Write out each line word for word. Drop pictures.

##### Data to use #####

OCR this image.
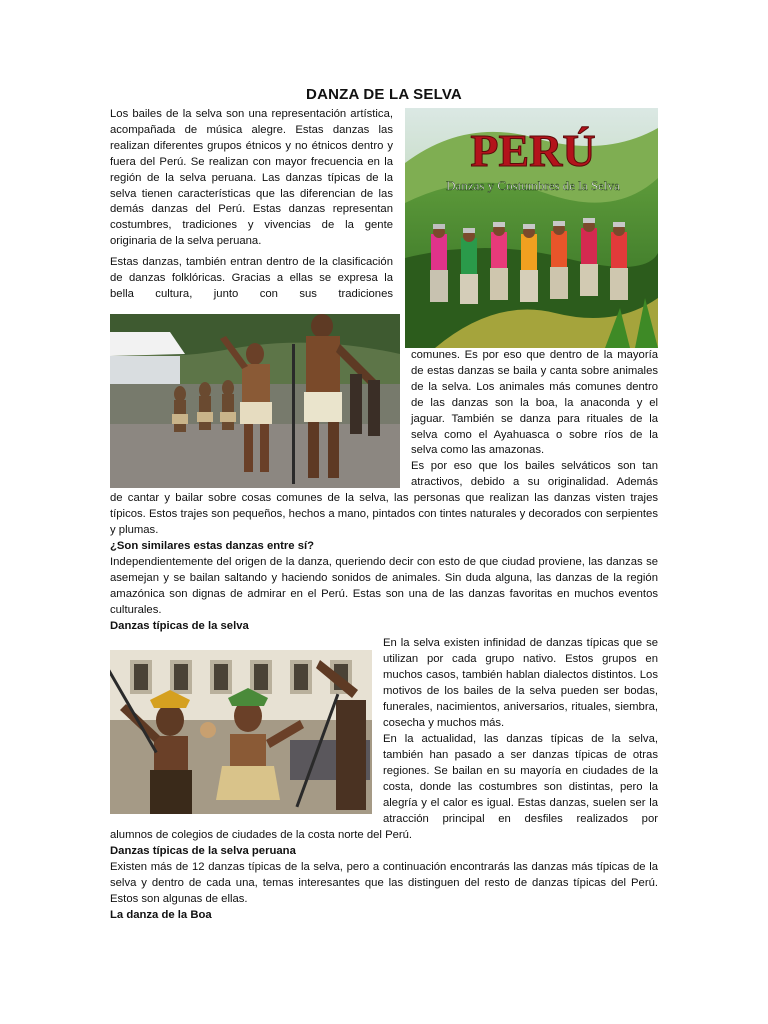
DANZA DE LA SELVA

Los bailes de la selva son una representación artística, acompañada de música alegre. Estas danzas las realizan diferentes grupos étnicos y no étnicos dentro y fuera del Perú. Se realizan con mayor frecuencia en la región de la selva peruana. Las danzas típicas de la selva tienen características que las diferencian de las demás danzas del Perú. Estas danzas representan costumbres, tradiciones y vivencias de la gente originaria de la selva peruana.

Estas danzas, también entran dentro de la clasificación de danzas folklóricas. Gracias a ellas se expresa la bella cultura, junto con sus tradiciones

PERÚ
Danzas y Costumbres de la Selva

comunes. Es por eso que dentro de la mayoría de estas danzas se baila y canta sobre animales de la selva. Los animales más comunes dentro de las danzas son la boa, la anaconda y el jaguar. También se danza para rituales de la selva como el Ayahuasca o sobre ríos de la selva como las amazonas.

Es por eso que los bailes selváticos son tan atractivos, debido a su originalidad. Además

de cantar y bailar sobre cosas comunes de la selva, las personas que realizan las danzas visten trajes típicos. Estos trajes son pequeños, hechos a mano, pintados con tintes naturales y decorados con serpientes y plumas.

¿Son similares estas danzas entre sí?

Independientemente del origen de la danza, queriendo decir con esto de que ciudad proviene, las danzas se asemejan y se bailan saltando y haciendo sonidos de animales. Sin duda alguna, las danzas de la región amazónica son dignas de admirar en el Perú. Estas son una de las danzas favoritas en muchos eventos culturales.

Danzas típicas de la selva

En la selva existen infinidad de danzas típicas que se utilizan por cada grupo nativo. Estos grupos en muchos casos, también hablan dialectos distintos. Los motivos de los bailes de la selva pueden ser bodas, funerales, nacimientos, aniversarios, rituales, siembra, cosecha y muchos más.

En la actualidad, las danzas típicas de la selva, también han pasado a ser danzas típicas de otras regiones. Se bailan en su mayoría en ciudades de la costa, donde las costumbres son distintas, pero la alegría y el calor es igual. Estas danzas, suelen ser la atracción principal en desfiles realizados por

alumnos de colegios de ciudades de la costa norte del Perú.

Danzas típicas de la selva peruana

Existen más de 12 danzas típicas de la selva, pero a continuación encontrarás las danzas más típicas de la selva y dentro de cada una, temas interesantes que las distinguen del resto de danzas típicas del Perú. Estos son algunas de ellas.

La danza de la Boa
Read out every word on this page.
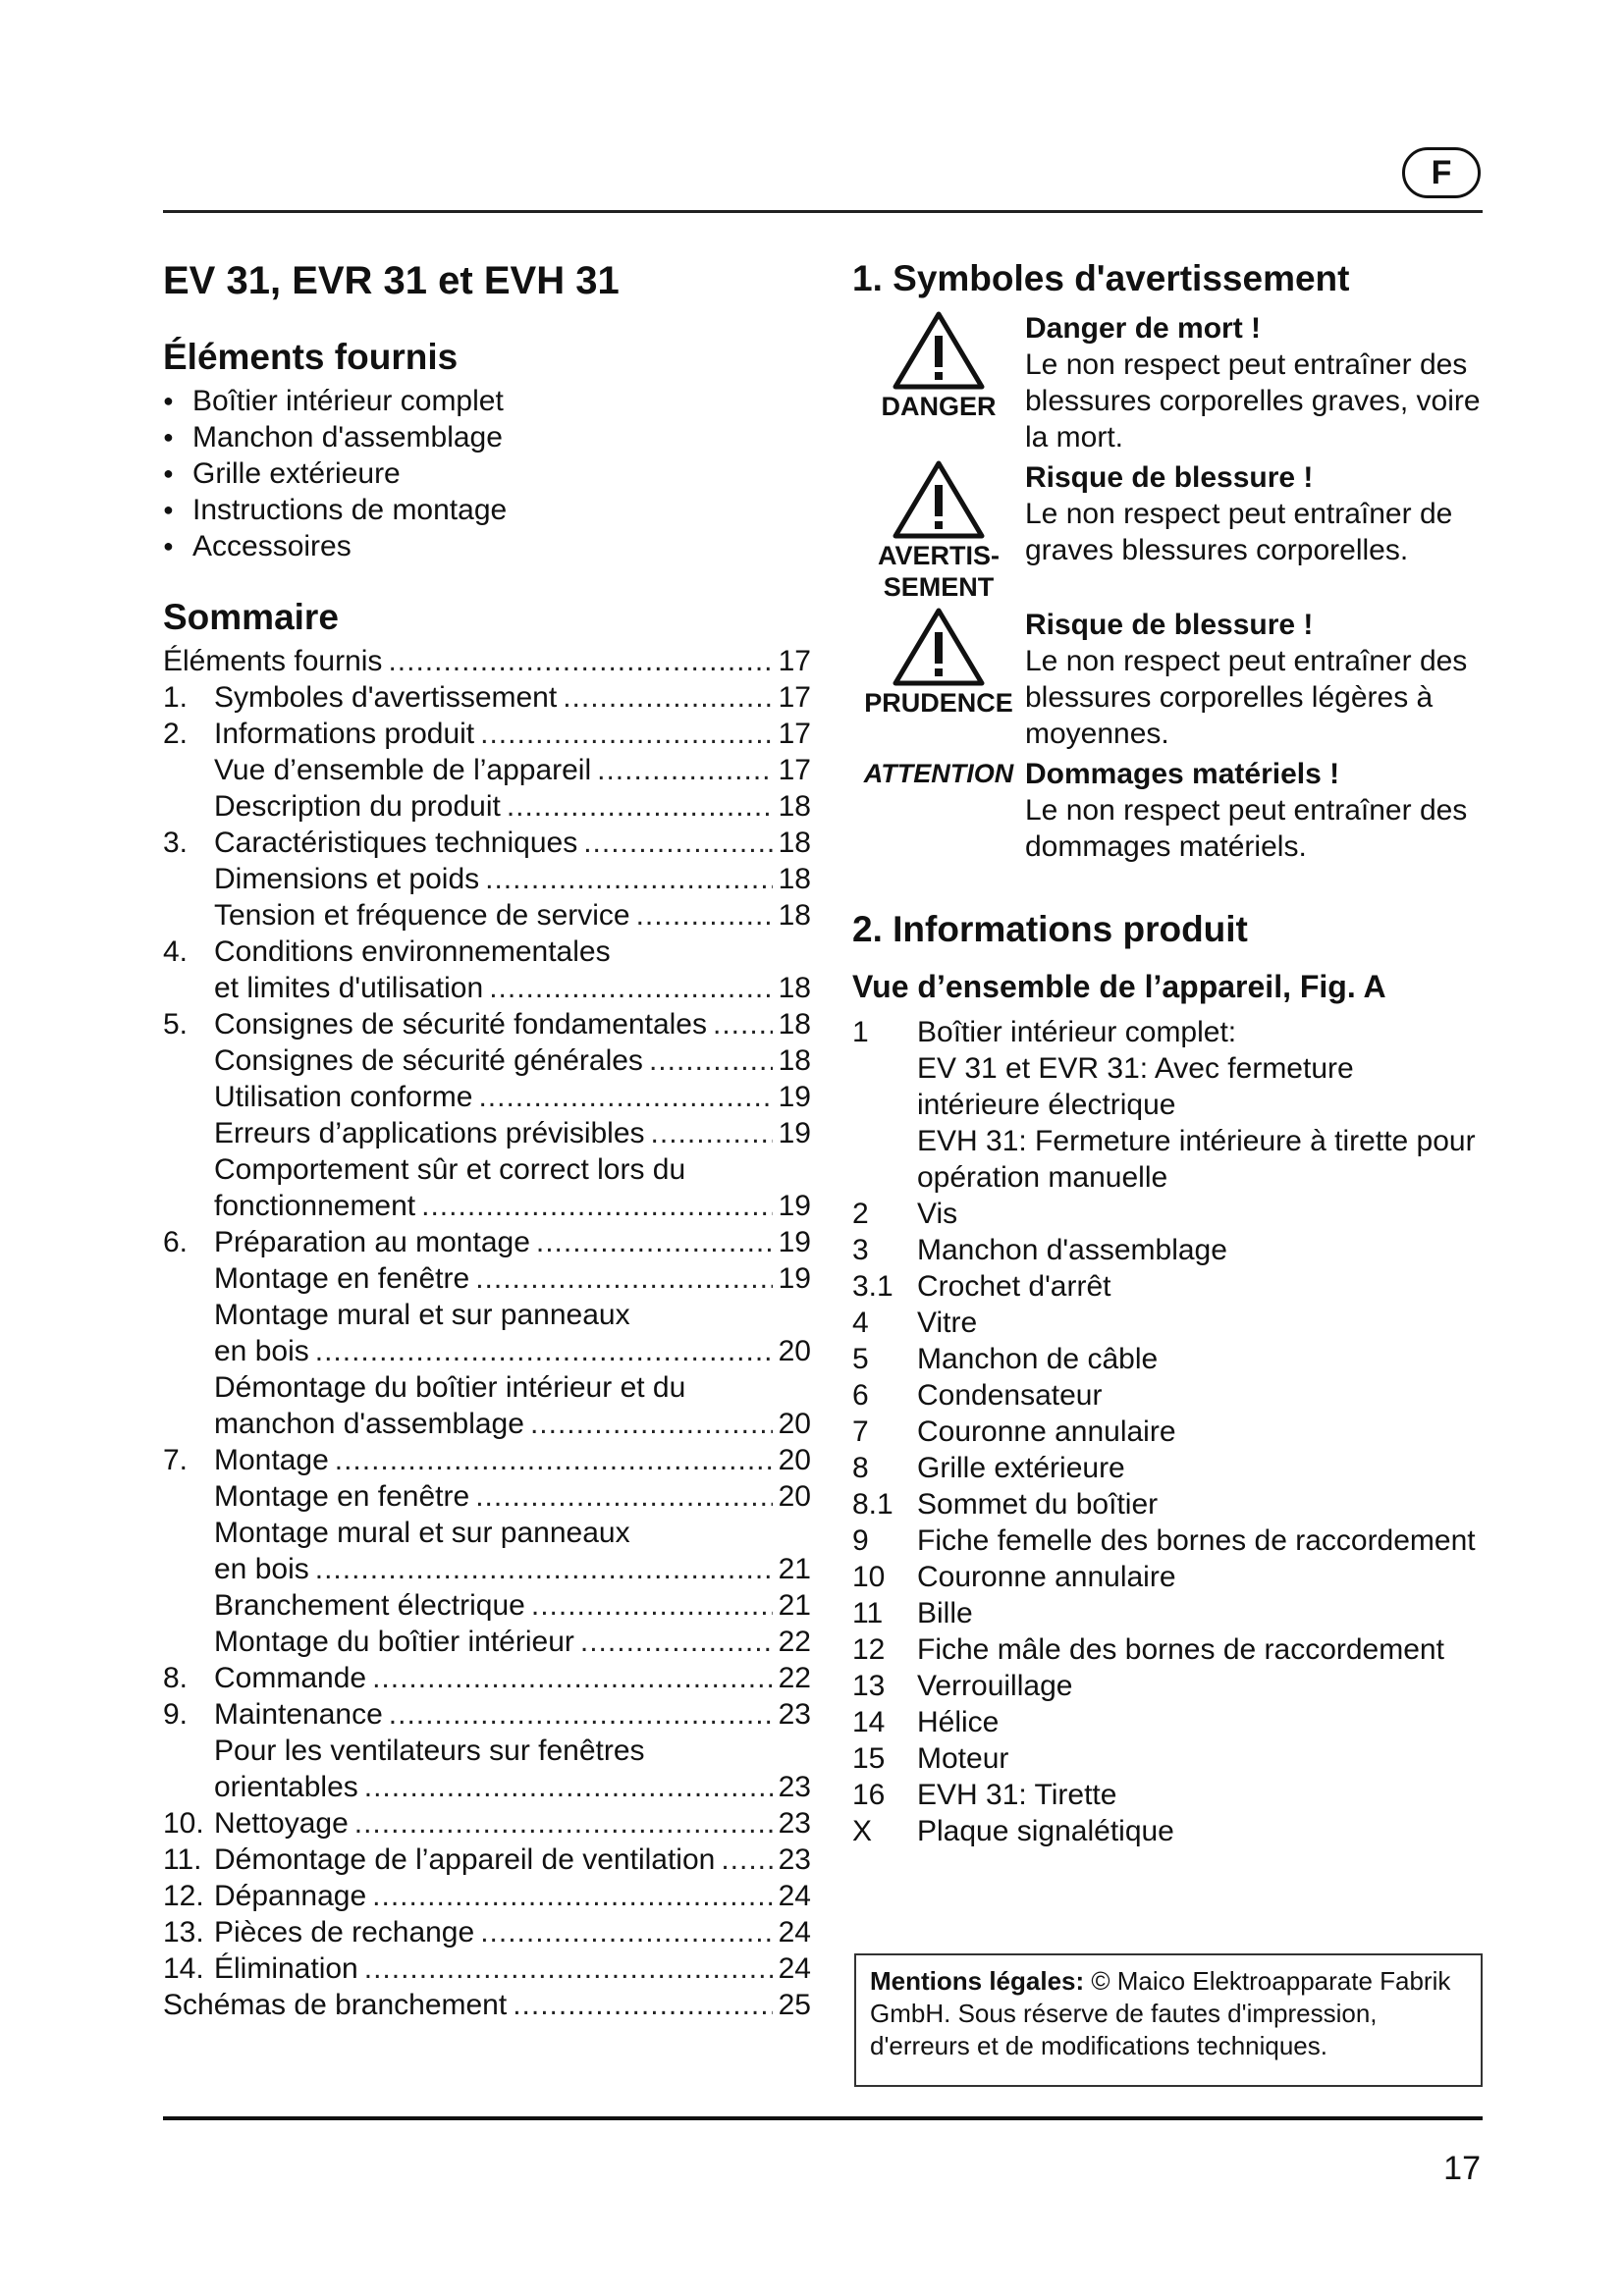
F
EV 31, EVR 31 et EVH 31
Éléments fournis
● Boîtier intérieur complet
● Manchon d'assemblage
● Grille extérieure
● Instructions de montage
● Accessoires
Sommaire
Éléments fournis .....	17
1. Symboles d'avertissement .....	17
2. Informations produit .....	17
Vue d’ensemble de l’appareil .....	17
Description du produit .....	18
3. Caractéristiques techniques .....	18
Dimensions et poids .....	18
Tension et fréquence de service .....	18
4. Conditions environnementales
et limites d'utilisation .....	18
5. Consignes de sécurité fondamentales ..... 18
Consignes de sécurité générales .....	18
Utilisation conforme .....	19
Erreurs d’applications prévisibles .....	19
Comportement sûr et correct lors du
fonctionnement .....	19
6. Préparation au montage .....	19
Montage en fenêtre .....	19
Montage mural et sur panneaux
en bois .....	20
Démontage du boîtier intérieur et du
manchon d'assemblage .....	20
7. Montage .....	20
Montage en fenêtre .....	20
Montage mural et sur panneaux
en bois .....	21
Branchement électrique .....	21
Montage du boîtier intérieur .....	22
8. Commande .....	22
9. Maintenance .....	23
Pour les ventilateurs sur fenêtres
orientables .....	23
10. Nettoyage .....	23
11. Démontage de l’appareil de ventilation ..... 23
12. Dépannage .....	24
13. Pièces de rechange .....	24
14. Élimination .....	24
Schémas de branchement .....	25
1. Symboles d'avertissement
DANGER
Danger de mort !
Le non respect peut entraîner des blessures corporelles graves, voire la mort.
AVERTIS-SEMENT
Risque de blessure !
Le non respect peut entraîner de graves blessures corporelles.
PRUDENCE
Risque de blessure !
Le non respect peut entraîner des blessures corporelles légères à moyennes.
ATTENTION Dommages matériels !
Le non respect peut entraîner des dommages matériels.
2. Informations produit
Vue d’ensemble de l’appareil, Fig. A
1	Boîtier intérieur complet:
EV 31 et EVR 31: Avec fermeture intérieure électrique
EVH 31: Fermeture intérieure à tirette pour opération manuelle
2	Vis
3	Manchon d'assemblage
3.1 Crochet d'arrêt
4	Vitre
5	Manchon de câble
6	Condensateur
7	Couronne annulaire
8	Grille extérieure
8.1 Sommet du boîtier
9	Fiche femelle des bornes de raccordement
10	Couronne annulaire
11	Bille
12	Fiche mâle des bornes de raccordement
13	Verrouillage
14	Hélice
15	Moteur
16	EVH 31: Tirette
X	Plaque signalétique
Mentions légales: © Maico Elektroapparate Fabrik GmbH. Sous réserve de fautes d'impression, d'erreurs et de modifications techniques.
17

#####

- Reply
OCR this image.
DANZA DE LA SELVA

Los bailes de la selva son una representación artística, acompañada de música alegre. Estas danzas las realizan diferentes grupos étnicos y no étnicos dentro y fuera del Perú. Se realizan con mayor frecuencia en la región de la selva peruana. Las danzas típicas de la selva tienen características que las diferencian de las demás danzas del Perú. Estas danzas representan costumbres, tradiciones y vivencias de la gente originaria de la selva peruana.

Estas danzas, también entran dentro de la clasificación de danzas folklóricas. Gracias a ellas se expresa la bella cultura, junto con sus tradiciones

PERÚ
Danzas y Costumbres de la Selva

comunes. Es por eso que dentro de la mayoría de estas danzas se baila y canta sobre animales de la selva. Los animales más comunes dentro de las danzas son la boa, la anaconda y el jaguar. También se danza para rituales de la selva como el Ayahuasca o sobre ríos de la selva como las amazonas.

Es por eso que los bailes selváticos son tan atractivos, debido a su originalidad. Además

de cantar y bailar sobre cosas comunes de la selva, las personas que realizan las danzas visten trajes típicos. Estos trajes son pequeños, hechos a mano, pintados con tintes naturales y decorados con serpientes y plumas.

¿Son similares estas danzas entre sí?

Independientemente del origen de la danza, queriendo decir con esto de que ciudad proviene, las danzas se asemejan y se bailan saltando y haciendo sonidos de animales. Sin duda alguna, las danzas de la región amazónica son dignas de admirar en el Perú. Estas son una de las danzas favoritas en muchos eventos culturales.

Danzas típicas de la selva

En la selva existen infinidad de danzas típicas que se utilizan por cada grupo nativo. Estos grupos en muchos casos, también hablan dialectos distintos. Los motivos de los bailes de la selva pueden ser bodas, funerales, nacimientos, aniversarios, rituales, siembra, cosecha y muchos más.

En la actualidad, las danzas típicas de la selva, también han pasado a ser danzas típicas de otras regiones. Se bailan en su mayoría en ciudades de la costa, donde las costumbres son distintas, pero la alegría y el calor es igual. Estas danzas, suelen ser la atracción principal en desfiles realizados por

alumnos de colegios de ciudades de la costa norte del Perú.

Danzas típicas de la selva peruana

Existen más de 12 danzas típicas de la selva, pero a continuación encontrarás las danzas más típicas de la selva y dentro de cada una, temas interesantes que las distinguen del resto de danzas típicas del Perú. Estos son algunas de ellas.

La danza de la Boa
Read out every word on this page.
F
EV 31, EVR 31 et EVH 31
Éléments fournis
● Boîtier intérieur complet
● Manchon d'assemblage
● Grille extérieure
● Instructions de montage
● Accessoires
Sommaire
Éléments fournis .....	17
1. Symboles d'avertissement .....	17
2. Informations produit .....	17
Vue d’ensemble de l’appareil .....	17
Description du produit .....	18
3. Caractéristiques techniques .....	18
Dimensions et poids .....	18
Tension et fréquence de service .....	18
4. Conditions environnementales
et limites d'utilisation .....	18
5. Consignes de sécurité fondamentales ..... 18
Consignes de sécurité générales .....	18
Utilisation conforme .....	19
Erreurs d’applications prévisibles .....	19
Comportement sûr et correct lors du
fonctionnement .....	19
6. Préparation au montage .....	19
Montage en fenêtre .....	19
Montage mural et sur panneaux
en bois .....	20
Démontage du boîtier intérieur et du
manchon d'assemblage .....	20
7. Montage .....	20
Montage en fenêtre .....	20
Montage mural et sur panneaux
en bois .....	21
Branchement électrique .....	21
Montage du boîtier intérieur .....	22
8. Commande .....	22
9. Maintenance .....	23
Pour les ventilateurs sur fenêtres
orientables .....	23
10. Nettoyage .....	23
11. Démontage de l’appareil de ventilation ..... 23
12. Dépannage .....	24
13. Pièces de rechange .....	24
14. Élimination .....	24
Schémas de branchement .....	25
1. Symboles d'avertissement
DANGER
Danger de mort !
Le non respect peut entraîner des blessures corporelles graves, voire la mort.
AVERTIS-SEMENT
Risque de blessure !
Le non respect peut entraîner de graves blessures corporelles.
PRUDENCE
Risque de blessure !
Le non respect peut entraîner des blessures corporelles légères à moyennes.
ATTENTION Dommages matériels !
Le non respect peut entraîner des dommages matériels.
2. Informations produit
Vue d’ensemble de l’appareil, Fig. A
1	Boîtier intérieur complet:
EV 31 et EVR 31: Avec fermeture intérieure électrique
EVH 31: Fermeture intérieure à tirette pour opération manuelle
2	Vis
3	Manchon d'assemblage
3.1 Crochet d'arrêt
4	Vitre
5	Manchon de câble
6	Condensateur
7	Couronne annulaire
8	Grille extérieure
8.1 Sommet du boîtier
9	Fiche femelle des bornes de raccordement
10	Couronne annulaire
11	Bille
12	Fiche mâle des bornes de raccordement
13	Verrouillage
14	Hélice
15	Moteur
16	EVH 31: Tirette
X	Plaque signalétique
Mentions légales: © Maico Elektroapparate Fabrik GmbH. Sous réserve de fautes d'impression, d'erreurs et de modifications techniques.
17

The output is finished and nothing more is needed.